Repeat the whole listing exactly as written.

-- START --

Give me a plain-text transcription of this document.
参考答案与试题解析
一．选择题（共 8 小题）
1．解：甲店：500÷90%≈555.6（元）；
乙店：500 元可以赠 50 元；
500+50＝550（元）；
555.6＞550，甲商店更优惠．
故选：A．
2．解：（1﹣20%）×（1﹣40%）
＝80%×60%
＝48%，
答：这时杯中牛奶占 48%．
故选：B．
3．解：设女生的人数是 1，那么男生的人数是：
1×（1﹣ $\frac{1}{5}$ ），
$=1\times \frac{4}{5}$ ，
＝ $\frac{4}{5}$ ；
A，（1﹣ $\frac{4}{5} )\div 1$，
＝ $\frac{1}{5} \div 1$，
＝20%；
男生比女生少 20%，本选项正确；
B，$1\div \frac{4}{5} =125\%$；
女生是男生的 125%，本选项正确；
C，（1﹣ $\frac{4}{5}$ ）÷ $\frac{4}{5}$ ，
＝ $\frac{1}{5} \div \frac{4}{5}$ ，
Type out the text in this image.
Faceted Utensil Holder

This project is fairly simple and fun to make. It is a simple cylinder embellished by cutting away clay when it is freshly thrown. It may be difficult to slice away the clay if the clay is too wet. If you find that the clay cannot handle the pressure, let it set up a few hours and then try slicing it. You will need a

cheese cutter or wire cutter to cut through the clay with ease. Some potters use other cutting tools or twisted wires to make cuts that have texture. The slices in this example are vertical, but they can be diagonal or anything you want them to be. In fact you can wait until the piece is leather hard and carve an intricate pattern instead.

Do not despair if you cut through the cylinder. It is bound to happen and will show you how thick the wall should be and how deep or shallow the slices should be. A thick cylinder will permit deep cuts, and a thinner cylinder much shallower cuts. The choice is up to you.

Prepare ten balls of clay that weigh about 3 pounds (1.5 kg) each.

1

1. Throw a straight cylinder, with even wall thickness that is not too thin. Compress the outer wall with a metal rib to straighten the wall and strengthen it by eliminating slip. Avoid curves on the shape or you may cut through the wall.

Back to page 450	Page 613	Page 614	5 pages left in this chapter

-- END --

_Task response_.
Give me a plain-text transcription of this document.
参考答案与试题解析
一．选择题（共 8 小题）
1．解：甲店：500÷90%≈555.6（元）；
乙店：500 元可以赠 50 元；
500+50＝550（元）；
555.6＞550，甲商店更优惠．
故选：A．
2．解：（1﹣20%）×（1﹣40%）
＝80%×60%
＝48%，
答：这时杯中牛奶占 48%．
故选：B．
3．解：设女生的人数是 1，那么男生的人数是：
1×（1﹣ $\frac{1}{5}$ ），
$=1\times \frac{4}{5}$ ，
＝ $\frac{4}{5}$ ；
A，（1﹣ $\frac{4}{5} )\div 1$，
＝ $\frac{1}{5} \div 1$，
＝20%；
男生比女生少 20%，本选项正确；
B，$1\div \frac{4}{5} =125\%$；
女生是男生的 125%，本选项正确；
C，（1﹣ $\frac{4}{5}$ ）÷ $\frac{4}{5}$ ，
＝ $\frac{1}{5} \div \frac{4}{5}$ ，
Type out the text in this image.
Faceted Utensil Holder

This project is fairly simple and fun to make. It is a simple cylinder embellished by cutting away clay when it is freshly thrown. It may be difficult to slice away the clay if the clay is too wet. If you find that the clay cannot handle the pressure, let it set up a few hours and then try slicing it. You will need a

cheese cutter or wire cutter to cut through the clay with ease. Some potters use other cutting tools or twisted wires to make cuts that have texture. The slices in this example are vertical, but they can be diagonal or anything you want them to be. In fact you can wait until the piece is leather hard and carve an intricate pattern instead.

Do not despair if you cut through the cylinder. It is bound to happen and will show you how thick the wall should be and how deep or shallow the slices should be. A thick cylinder will permit deep cuts, and a thinner cylinder much shallower cuts. The choice is up to you.

Prepare ten balls of clay that weigh about 3 pounds (1.5 kg) each.

1

1. Throw a straight cylinder, with even wall thickness that is not too thin. Compress the outer wall with a metal rib to straighten the wall and strengthen it by eliminating slip. Avoid curves on the shape or you may cut through the wall.

Back to page 450	Page 613	Page 614	5 pages left in this chapter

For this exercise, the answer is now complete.